• [EXERCISE DETAILS]:
Locate every line below that contains the word "Staff" and copy it.

== SUPPLIED INFORMATION ==

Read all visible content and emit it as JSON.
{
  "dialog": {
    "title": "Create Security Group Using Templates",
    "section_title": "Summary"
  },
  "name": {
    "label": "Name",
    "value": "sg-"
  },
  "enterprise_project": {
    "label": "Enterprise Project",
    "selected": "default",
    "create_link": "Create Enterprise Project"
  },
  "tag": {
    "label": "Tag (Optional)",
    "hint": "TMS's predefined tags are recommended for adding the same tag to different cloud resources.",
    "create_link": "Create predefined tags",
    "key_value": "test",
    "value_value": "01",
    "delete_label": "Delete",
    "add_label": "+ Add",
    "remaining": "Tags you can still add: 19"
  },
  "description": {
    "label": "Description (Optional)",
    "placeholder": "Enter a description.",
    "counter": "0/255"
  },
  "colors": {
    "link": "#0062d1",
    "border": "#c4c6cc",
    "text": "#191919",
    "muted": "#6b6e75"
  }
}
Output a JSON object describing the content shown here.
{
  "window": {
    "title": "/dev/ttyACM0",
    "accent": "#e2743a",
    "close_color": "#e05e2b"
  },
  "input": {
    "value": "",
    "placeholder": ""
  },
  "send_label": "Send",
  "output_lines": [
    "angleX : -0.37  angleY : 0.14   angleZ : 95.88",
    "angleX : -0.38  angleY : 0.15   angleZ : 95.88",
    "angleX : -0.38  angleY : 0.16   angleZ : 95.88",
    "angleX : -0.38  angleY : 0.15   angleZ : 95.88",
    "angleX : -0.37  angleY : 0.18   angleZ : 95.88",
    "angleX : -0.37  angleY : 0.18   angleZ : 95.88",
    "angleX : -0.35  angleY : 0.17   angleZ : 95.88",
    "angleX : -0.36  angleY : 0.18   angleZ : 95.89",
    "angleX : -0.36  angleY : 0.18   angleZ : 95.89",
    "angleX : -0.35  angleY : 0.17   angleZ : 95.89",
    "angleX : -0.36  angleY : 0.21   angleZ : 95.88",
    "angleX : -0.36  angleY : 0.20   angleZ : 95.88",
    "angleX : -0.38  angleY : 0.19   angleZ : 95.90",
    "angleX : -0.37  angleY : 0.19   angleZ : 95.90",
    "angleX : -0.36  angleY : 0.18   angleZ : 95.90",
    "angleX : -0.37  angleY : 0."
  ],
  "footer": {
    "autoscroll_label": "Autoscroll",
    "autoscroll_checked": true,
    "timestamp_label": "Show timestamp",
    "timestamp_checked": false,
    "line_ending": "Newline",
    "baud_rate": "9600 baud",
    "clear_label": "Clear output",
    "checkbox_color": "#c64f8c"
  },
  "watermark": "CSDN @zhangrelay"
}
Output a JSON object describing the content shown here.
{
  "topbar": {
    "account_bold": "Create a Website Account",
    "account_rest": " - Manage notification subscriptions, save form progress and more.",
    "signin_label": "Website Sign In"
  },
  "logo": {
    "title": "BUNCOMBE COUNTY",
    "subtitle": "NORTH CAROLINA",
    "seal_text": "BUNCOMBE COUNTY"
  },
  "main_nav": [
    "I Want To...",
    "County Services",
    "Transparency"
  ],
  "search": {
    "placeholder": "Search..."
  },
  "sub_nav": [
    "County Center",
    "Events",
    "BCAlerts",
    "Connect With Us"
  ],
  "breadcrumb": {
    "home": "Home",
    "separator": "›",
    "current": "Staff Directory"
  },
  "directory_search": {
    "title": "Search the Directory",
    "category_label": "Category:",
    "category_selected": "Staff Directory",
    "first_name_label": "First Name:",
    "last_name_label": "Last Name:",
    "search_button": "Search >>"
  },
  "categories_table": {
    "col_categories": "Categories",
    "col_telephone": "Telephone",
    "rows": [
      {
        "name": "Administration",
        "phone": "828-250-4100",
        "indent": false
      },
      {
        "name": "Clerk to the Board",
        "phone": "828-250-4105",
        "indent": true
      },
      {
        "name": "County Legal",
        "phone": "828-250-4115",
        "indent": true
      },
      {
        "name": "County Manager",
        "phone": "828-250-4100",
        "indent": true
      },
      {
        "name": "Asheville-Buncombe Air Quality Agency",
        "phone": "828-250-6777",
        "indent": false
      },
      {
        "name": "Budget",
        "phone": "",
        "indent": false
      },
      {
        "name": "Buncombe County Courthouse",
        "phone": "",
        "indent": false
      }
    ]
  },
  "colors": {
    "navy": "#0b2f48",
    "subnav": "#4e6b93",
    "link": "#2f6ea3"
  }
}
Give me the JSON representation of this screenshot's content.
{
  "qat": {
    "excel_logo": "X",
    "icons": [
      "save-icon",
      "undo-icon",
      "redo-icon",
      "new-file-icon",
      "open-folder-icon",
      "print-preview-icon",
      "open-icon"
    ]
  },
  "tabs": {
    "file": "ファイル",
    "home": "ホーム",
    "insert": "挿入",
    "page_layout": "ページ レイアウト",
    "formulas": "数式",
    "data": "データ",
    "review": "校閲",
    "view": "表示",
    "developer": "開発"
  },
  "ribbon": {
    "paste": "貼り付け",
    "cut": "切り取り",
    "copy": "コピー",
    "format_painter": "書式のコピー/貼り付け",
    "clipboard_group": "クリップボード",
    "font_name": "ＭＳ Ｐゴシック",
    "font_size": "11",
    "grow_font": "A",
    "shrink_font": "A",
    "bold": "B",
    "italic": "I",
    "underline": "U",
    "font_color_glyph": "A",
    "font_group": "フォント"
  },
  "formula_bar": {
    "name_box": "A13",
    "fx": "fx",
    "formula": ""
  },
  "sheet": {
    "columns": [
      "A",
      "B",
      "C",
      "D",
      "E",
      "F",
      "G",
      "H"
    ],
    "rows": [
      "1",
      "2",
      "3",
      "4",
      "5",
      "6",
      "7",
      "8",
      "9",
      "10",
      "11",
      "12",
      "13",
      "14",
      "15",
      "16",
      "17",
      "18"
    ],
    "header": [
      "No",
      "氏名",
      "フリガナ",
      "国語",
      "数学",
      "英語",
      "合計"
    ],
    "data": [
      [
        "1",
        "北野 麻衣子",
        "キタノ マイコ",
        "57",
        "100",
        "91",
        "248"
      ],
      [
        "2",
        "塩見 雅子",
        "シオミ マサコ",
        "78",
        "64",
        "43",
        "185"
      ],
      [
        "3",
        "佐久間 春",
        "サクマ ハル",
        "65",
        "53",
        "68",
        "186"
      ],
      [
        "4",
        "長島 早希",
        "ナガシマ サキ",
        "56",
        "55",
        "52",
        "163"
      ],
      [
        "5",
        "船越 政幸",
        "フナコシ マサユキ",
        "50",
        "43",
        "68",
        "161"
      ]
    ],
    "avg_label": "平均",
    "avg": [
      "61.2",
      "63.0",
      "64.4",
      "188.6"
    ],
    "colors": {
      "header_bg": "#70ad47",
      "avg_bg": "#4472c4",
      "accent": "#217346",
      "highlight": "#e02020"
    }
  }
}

===

• [SOLUTION TO THIS TASK]:
    "current": "Staff Directory"
    "category_selected": "Staff Directory",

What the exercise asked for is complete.